> **Data shown**
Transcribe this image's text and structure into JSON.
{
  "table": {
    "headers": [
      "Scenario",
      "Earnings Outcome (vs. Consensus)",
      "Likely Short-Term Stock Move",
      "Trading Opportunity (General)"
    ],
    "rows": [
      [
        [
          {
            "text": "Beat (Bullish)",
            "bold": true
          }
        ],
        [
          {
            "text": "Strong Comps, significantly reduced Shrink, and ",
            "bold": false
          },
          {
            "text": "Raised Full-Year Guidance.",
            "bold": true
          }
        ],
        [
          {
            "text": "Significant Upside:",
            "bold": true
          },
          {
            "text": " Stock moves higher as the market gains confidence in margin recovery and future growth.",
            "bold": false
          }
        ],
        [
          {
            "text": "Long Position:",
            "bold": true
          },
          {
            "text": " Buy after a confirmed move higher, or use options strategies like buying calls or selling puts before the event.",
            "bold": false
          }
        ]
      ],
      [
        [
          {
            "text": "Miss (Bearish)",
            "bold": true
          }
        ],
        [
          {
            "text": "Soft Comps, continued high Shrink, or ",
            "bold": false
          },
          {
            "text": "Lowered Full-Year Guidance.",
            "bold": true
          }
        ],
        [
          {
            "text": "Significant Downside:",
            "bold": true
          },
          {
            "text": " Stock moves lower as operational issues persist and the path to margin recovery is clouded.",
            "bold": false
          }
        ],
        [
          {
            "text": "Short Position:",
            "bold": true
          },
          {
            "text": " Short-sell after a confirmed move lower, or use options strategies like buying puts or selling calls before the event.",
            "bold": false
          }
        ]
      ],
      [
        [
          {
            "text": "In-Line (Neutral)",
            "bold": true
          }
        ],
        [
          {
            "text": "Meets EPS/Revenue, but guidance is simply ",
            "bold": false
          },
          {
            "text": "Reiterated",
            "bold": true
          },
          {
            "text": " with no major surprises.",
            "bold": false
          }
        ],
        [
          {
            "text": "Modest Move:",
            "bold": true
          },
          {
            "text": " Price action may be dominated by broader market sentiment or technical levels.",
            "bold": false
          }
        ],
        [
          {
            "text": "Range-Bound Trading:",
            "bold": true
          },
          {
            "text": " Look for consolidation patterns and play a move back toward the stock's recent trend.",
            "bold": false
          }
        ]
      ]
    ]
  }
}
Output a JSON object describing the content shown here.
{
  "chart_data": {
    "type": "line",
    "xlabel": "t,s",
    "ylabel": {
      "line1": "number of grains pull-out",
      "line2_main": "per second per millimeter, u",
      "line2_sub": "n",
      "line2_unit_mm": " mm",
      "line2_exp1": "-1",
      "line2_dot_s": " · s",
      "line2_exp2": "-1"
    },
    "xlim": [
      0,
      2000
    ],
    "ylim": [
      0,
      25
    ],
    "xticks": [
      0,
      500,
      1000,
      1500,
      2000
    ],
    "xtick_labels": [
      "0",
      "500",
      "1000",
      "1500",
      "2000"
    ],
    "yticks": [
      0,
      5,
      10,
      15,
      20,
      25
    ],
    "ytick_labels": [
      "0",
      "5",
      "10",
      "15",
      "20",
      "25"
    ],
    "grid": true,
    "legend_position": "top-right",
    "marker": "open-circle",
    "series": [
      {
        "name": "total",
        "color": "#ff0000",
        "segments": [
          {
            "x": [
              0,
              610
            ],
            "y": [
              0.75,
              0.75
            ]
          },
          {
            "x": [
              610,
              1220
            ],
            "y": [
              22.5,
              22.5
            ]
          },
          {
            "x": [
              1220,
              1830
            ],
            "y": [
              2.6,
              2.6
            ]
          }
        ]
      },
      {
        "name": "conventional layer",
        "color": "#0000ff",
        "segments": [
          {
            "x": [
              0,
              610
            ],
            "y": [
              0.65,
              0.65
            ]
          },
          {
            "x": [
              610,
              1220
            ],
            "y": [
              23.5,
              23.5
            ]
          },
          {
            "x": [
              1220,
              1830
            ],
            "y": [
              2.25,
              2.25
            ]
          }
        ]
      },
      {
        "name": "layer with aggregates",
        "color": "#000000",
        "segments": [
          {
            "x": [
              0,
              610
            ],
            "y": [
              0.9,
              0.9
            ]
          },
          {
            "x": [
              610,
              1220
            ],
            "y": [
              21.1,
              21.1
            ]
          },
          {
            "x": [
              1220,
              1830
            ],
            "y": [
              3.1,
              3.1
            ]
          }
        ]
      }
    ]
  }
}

> **Request**
Retype the whole listing above exactly.

> **The result**
Transcribe this image's text and structure into JSON.
{
  "table": {
    "headers": [
      "Scenario",
      "Earnings Outcome (vs. Consensus)",
      "Likely Short-Term Stock Move",
      "Trading Opportunity (General)"
    ],
    "rows": [
      [
        [
          {
            "text": "Beat (Bullish)",
            "bold": true
          }
        ],
        [
          {
            "text": "Strong Comps, significantly reduced Shrink, and ",
            "bold": false
          },
          {
            "text": "Raised Full-Year Guidance.",
            "bold": true
          }
        ],
        [
          {
            "text": "Significant Upside:",
            "bold": true
          },
          {
            "text": " Stock moves higher as the market gains confidence in margin recovery and future growth.",
            "bold": false
          }
        ],
        [
          {
            "text": "Long Position:",
            "bold": true
          },
          {
            "text": " Buy after a confirmed move higher, or use options strategies like buying calls or selling puts before the event.",
            "bold": false
          }
        ]
      ],
      [
        [
          {
            "text": "Miss (Bearish)",
            "bold": true
          }
        ],
        [
          {
            "text": "Soft Comps, continued high Shrink, or ",
            "bold": false
          },
          {
            "text": "Lowered Full-Year Guidance.",
            "bold": true
          }
        ],
        [
          {
            "text": "Significant Downside:",
            "bold": true
          },
          {
            "text": " Stock moves lower as operational issues persist and the path to margin recovery is clouded.",
            "bold": false
          }
        ],
        [
          {
            "text": "Short Position:",
            "bold": true
          },
          {
            "text": " Short-sell after a confirmed move lower, or use options strategies like buying puts or selling calls before the event.",
            "bold": false
          }
        ]
      ],
      [
        [
          {
            "text": "In-Line (Neutral)",
            "bold": true
          }
        ],
        [
          {
            "text": "Meets EPS/Revenue, but guidance is simply ",
            "bold": false
          },
          {
            "text": "Reiterated",
            "bold": true
          },
          {
            "text": " with no major surprises.",
            "bold": false
          }
        ],
        [
          {
            "text": "Modest Move:",
            "bold": true
          },
          {
            "text": " Price action may be dominated by broader market sentiment or technical levels.",
            "bold": false
          }
        ],
        [
          {
            "text": "Range-Bound Trading:",
            "bold": true
          },
          {
            "text": " Look for consolidation patterns and play a move back toward the stock's recent trend.",
            "bold": false
          }
        ]
      ]
    ]
  }
}
Output a JSON object describing the content shown here.
{
  "chart_data": {
    "type": "line",
    "xlabel": "t,s",
    "ylabel": {
      "line1": "number of grains pull-out",
      "line2_main": "per second per millimeter, u",
      "line2_sub": "n",
      "line2_unit_mm": " mm",
      "line2_exp1": "-1",
      "line2_dot_s": " · s",
      "line2_exp2": "-1"
    },
    "xlim": [
      0,
      2000
    ],
    "ylim": [
      0,
      25
    ],
    "xticks": [
      0,
      500,
      1000,
      1500,
      2000
    ],
    "xtick_labels": [
      "0",
      "500",
      "1000",
      "1500",
      "2000"
    ],
    "yticks": [
      0,
      5,
      10,
      15,
      20,
      25
    ],
    "ytick_labels": [
      "0",
      "5",
      "10",
      "15",
      "20",
      "25"
    ],
    "grid": true,
    "legend_position": "top-right",
    "marker": "open-circle",
    "series": [
      {
        "name": "total",
        "color": "#ff0000",
        "segments": [
          {
            "x": [
              0,
              610
            ],
            "y": [
              0.75,
              0.75
            ]
          },
          {
            "x": [
              610,
              1220
            ],
            "y": [
              22.5,
              22.5
            ]
          },
          {
            "x": [
              1220,
              1830
            ],
            "y": [
              2.6,
              2.6
            ]
          }
        ]
      },
      {
        "name": "conventional layer",
        "color": "#0000ff",
        "segments": [
          {
            "x": [
              0,
              610
            ],
            "y": [
              0.65,
              0.65
            ]
          },
          {
            "x": [
              610,
              1220
            ],
            "y": [
              23.5,
              23.5
            ]
          },
          {
            "x": [
              1220,
              1830
            ],
            "y": [
              2.25,
              2.25
            ]
          }
        ]
      },
      {
        "name": "layer with aggregates",
        "color": "#000000",
        "segments": [
          {
            "x": [
              0,
              610
            ],
            "y": [
              0.9,
              0.9
            ]
          },
          {
            "x": [
              610,
              1220
            ],
            "y": [
              21.1,
              21.1
            ]
          },
          {
            "x": [
              1220,
              1830
            ],
            "y": [
              3.1,
              3.1
            ]
          }
        ]
      }
    ]
  }
}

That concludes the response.